**Work to be completed**
Reproduce exactly the entries from the "What data populates" line to the end. Skip all pictures.

**Given entries**
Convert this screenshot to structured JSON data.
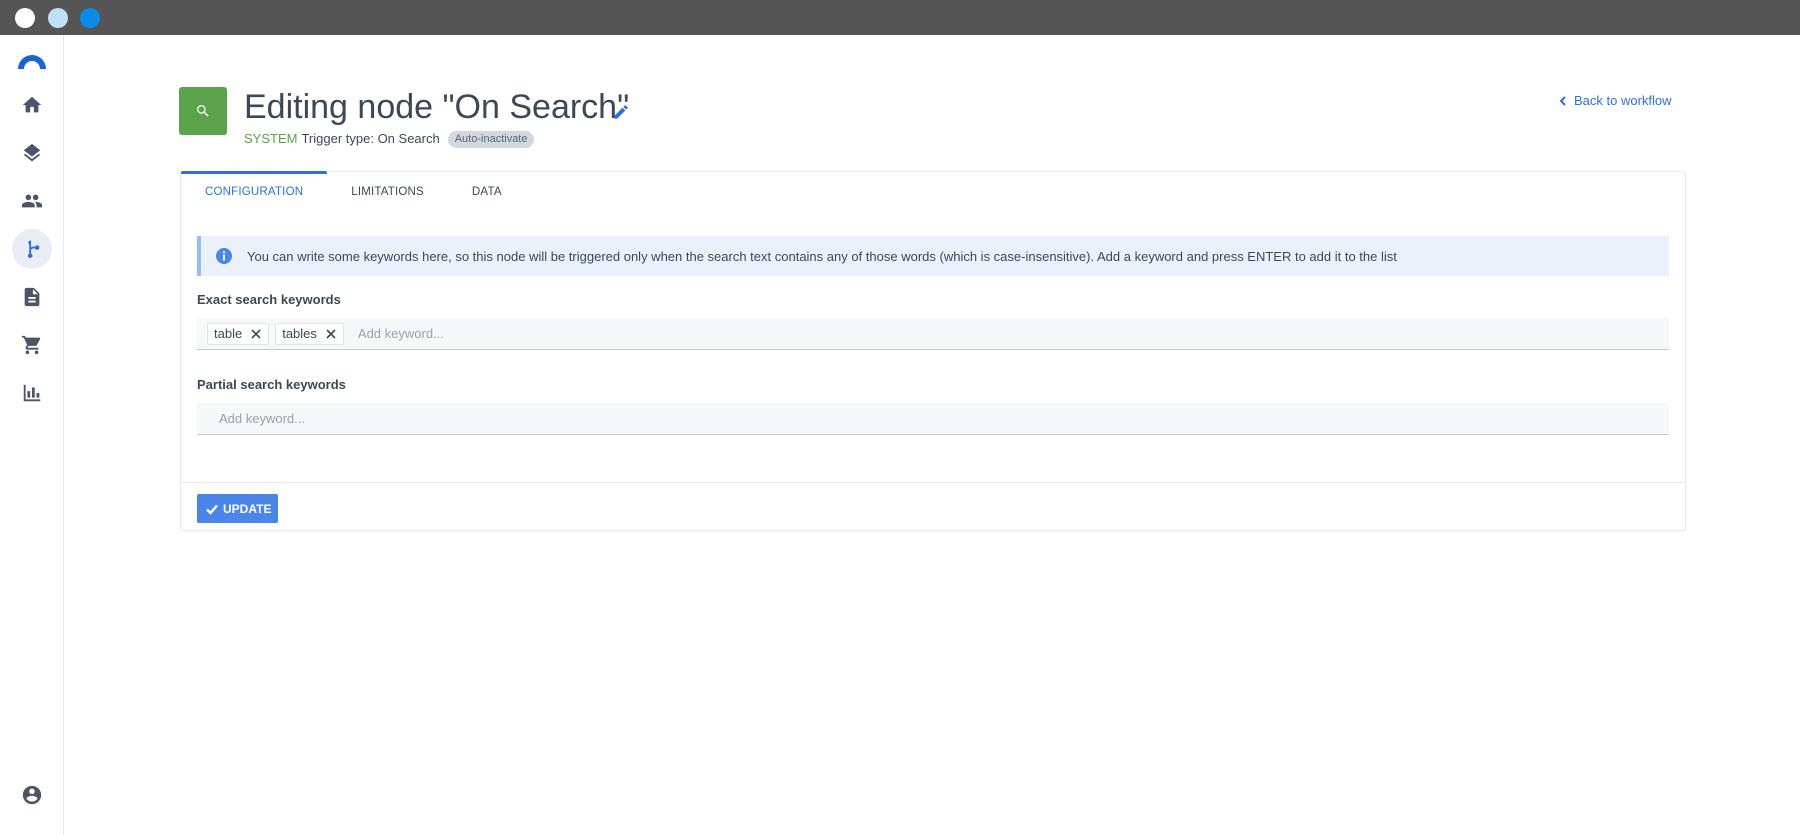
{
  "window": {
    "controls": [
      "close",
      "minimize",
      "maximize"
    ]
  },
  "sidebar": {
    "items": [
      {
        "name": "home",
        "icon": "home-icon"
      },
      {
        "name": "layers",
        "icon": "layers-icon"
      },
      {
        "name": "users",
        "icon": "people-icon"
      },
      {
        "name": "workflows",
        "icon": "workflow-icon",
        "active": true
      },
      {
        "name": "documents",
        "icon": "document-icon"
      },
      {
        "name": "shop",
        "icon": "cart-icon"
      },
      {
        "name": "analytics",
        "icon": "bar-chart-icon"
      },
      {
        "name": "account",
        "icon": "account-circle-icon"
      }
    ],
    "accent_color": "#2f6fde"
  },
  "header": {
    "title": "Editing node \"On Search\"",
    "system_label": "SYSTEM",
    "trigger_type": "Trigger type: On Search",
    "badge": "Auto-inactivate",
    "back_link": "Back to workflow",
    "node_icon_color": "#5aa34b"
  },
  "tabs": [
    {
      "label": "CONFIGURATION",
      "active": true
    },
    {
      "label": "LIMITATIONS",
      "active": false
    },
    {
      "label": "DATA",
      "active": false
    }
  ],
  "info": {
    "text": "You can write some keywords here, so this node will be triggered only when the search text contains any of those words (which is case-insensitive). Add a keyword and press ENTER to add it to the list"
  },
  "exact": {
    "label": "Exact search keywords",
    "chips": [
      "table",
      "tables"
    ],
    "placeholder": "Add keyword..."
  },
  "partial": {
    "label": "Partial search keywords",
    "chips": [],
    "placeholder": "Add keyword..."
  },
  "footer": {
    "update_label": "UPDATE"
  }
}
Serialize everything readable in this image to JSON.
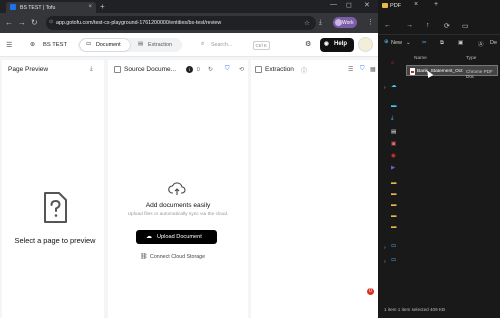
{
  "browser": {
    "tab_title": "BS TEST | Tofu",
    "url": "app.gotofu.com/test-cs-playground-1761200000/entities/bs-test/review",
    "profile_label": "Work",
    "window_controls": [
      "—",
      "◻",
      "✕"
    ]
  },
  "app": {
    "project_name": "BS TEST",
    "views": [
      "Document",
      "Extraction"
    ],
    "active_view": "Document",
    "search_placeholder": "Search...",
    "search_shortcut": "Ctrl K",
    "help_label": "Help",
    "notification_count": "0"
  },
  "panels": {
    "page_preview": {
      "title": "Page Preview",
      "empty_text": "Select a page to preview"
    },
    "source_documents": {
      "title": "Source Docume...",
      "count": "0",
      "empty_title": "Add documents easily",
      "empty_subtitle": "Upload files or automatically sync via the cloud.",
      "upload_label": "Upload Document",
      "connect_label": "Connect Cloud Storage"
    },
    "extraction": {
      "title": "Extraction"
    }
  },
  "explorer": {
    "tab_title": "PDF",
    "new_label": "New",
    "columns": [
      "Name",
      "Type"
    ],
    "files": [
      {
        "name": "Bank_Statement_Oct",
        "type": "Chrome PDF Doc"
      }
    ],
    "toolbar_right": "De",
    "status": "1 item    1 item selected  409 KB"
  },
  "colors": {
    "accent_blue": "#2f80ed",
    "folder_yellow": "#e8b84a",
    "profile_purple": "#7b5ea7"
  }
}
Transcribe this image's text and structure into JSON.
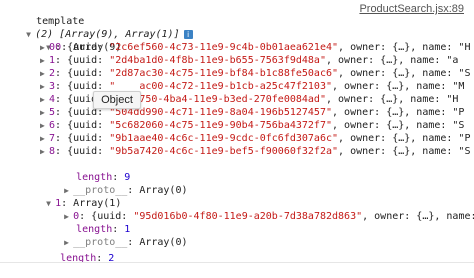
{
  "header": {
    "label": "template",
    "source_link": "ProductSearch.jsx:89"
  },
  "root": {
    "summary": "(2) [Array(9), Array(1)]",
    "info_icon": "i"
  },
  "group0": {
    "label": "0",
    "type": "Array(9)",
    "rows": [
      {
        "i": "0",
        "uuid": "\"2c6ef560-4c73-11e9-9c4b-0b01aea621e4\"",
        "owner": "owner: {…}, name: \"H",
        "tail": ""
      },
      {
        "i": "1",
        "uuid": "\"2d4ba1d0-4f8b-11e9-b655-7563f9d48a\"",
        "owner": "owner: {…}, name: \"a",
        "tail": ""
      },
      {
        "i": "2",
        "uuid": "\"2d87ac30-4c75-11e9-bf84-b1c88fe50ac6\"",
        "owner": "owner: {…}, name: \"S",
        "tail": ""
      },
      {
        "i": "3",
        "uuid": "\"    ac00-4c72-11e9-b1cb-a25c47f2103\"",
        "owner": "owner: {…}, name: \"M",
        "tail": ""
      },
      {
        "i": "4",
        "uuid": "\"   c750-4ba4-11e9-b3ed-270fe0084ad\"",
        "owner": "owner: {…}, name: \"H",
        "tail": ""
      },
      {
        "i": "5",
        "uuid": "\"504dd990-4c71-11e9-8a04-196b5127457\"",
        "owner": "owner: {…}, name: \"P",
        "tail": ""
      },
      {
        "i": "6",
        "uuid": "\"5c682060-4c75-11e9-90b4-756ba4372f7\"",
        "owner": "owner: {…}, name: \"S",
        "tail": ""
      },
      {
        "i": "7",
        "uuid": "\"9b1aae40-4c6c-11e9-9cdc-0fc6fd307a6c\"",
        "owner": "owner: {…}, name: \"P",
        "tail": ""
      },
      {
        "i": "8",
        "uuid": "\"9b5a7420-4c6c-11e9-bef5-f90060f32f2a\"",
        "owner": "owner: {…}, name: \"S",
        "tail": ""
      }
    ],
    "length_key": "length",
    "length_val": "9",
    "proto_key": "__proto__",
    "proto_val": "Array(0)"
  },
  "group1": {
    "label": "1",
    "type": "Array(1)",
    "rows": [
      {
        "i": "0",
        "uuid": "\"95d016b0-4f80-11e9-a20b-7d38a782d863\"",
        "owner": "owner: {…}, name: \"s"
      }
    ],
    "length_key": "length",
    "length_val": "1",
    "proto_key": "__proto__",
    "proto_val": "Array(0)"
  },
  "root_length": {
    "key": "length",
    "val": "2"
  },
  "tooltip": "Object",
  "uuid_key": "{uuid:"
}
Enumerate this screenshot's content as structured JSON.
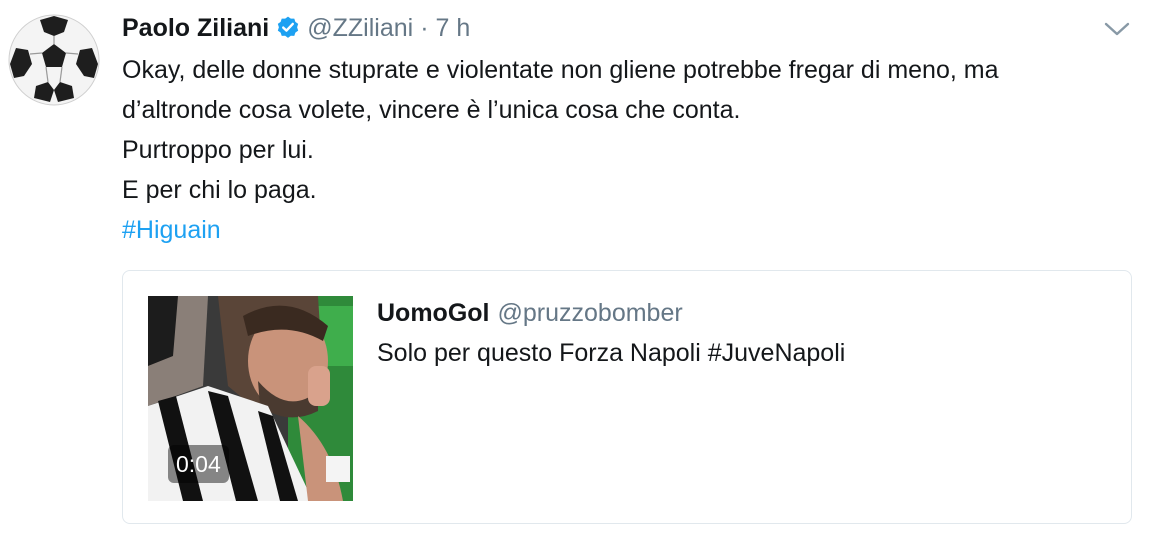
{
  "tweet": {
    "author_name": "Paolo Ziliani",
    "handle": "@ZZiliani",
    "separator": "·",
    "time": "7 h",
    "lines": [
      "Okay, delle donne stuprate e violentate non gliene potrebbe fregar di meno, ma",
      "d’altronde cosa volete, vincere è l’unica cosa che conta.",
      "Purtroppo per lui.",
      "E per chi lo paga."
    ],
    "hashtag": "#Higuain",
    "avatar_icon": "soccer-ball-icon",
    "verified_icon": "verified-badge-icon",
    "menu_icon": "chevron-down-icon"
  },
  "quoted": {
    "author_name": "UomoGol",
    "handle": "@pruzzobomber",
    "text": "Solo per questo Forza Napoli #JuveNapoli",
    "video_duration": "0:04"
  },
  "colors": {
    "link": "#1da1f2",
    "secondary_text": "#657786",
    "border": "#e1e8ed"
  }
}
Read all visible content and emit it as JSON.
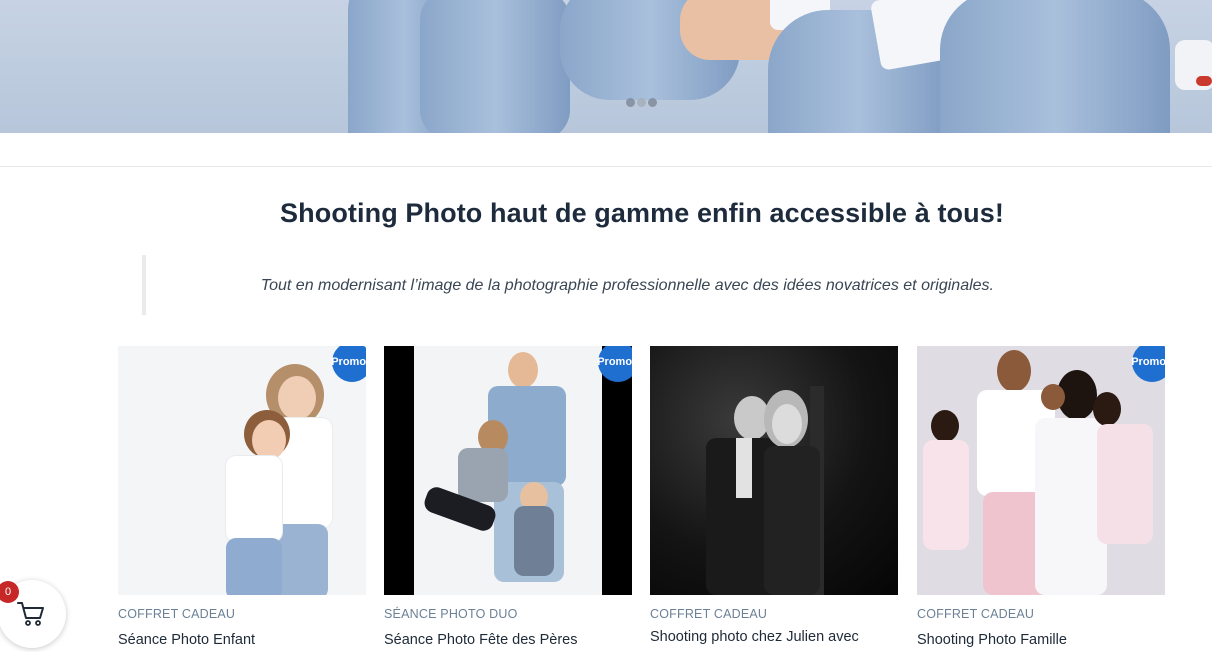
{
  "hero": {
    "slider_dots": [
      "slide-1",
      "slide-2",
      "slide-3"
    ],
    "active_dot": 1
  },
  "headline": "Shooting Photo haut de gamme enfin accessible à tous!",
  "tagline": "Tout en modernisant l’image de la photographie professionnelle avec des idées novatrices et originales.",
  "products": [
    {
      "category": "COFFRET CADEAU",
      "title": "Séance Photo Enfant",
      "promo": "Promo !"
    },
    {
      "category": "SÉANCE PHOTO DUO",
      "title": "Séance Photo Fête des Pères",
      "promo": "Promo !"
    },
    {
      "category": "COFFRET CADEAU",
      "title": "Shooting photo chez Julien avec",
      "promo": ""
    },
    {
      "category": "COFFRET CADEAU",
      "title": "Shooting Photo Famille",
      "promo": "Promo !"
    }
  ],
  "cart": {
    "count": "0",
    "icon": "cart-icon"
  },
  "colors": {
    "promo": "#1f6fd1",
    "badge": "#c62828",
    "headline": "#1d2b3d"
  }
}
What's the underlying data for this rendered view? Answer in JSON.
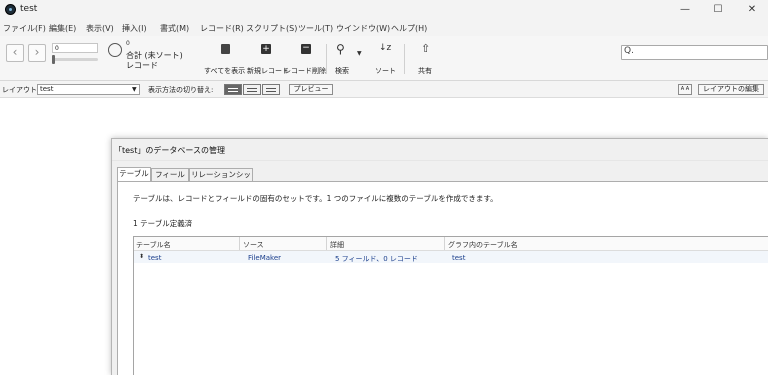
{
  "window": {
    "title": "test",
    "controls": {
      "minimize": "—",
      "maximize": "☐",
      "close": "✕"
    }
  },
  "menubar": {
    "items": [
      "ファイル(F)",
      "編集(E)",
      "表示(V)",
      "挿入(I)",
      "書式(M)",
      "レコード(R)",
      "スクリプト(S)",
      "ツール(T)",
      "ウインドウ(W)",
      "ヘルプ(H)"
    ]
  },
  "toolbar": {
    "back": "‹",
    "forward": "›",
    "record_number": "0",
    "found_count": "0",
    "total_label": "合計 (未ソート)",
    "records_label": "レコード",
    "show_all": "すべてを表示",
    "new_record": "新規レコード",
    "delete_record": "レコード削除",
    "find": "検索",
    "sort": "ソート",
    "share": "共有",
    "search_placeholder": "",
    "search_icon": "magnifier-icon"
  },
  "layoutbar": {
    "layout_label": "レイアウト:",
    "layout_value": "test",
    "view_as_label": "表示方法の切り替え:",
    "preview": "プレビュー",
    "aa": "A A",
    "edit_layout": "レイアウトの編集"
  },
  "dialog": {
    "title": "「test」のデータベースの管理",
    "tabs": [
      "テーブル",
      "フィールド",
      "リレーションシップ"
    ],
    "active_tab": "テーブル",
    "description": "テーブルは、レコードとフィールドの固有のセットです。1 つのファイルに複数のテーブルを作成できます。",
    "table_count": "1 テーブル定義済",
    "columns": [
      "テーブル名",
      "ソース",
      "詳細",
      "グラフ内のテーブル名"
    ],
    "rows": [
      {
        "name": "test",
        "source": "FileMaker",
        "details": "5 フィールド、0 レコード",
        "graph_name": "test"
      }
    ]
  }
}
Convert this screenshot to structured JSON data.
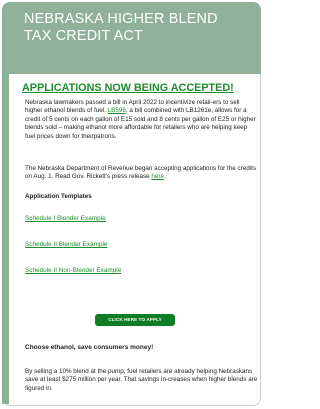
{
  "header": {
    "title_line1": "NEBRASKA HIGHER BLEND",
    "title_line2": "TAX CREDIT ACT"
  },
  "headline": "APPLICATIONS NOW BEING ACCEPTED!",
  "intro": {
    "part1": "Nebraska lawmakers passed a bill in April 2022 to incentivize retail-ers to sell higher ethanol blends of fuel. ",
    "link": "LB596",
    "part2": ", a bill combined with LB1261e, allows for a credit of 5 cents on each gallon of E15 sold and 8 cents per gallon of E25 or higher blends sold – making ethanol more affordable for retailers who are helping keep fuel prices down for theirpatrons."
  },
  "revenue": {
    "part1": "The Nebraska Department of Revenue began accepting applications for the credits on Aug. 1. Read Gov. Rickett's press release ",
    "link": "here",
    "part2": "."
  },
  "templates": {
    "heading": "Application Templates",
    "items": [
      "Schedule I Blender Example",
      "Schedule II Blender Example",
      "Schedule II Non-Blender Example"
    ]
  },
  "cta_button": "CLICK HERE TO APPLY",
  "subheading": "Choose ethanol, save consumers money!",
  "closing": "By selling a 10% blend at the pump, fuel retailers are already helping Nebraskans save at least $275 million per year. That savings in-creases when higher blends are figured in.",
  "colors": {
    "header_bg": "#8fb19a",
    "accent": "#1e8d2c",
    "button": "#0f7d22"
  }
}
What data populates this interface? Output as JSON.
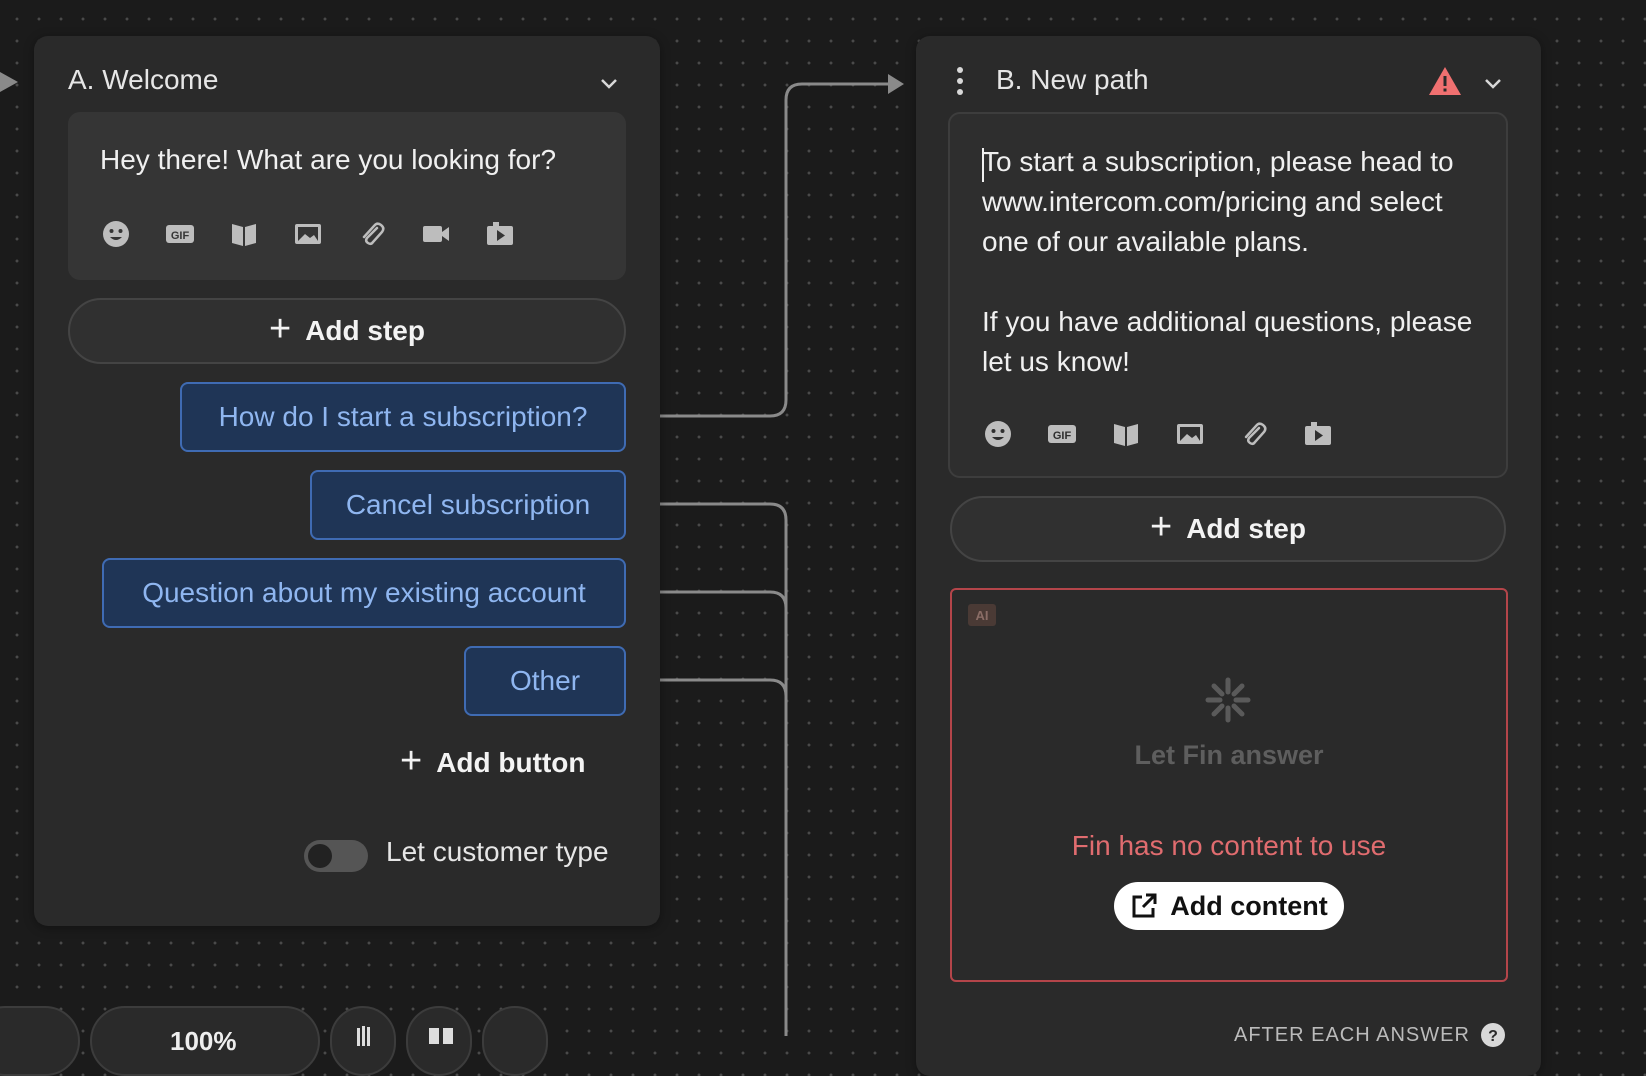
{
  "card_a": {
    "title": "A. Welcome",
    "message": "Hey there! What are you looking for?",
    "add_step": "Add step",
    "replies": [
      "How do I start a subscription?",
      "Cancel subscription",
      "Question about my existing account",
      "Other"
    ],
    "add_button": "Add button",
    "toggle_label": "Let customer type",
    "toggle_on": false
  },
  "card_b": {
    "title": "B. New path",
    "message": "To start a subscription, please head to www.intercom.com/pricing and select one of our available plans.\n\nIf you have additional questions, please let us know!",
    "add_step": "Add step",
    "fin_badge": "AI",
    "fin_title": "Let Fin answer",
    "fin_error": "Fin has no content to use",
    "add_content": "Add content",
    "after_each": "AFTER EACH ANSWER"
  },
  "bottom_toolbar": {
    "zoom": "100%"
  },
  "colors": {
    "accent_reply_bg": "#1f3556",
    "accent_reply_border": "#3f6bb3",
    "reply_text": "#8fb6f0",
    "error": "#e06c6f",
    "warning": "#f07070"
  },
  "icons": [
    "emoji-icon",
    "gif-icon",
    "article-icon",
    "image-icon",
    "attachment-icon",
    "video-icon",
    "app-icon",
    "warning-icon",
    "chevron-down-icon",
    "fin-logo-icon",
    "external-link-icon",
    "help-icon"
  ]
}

**Solution for this exercise**
What data populates this interface? Output as JSON.
{
  "card_a": {
    "title": "A. Welcome",
    "message": "Hey there! What are you looking for?",
    "add_step": "Add step",
    "replies": [
      "How do I start a subscription?",
      "Cancel subscription",
      "Question about my existing account",
      "Other"
    ],
    "add_button": "Add button",
    "toggle_label": "Let customer type",
    "toggle_on": false
  },
  "card_b": {
    "title": "B. New path",
    "message": "To start a subscription, please head to www.intercom.com/pricing and select one of our available plans.\n\nIf you have additional questions, please let us know!",
    "add_step": "Add step",
    "fin_badge": "AI",
    "fin_title": "Let Fin answer",
    "fin_error": "Fin has no content to use",
    "add_content": "Add content",
    "after_each": "AFTER EACH ANSWER"
  },
  "bottom_toolbar": {
    "zoom": "100%"
  },
  "colors": {
    "accent_reply_bg": "#1f3556",
    "accent_reply_border": "#3f6bb3",
    "reply_text": "#8fb6f0",
    "error": "#e06c6f",
    "warning": "#f07070"
  },
  "icons": [
    "emoji-icon",
    "gif-icon",
    "article-icon",
    "image-icon",
    "attachment-icon",
    "video-icon",
    "app-icon",
    "warning-icon",
    "chevron-down-icon",
    "fin-logo-icon",
    "external-link-icon",
    "help-icon"
  ]
}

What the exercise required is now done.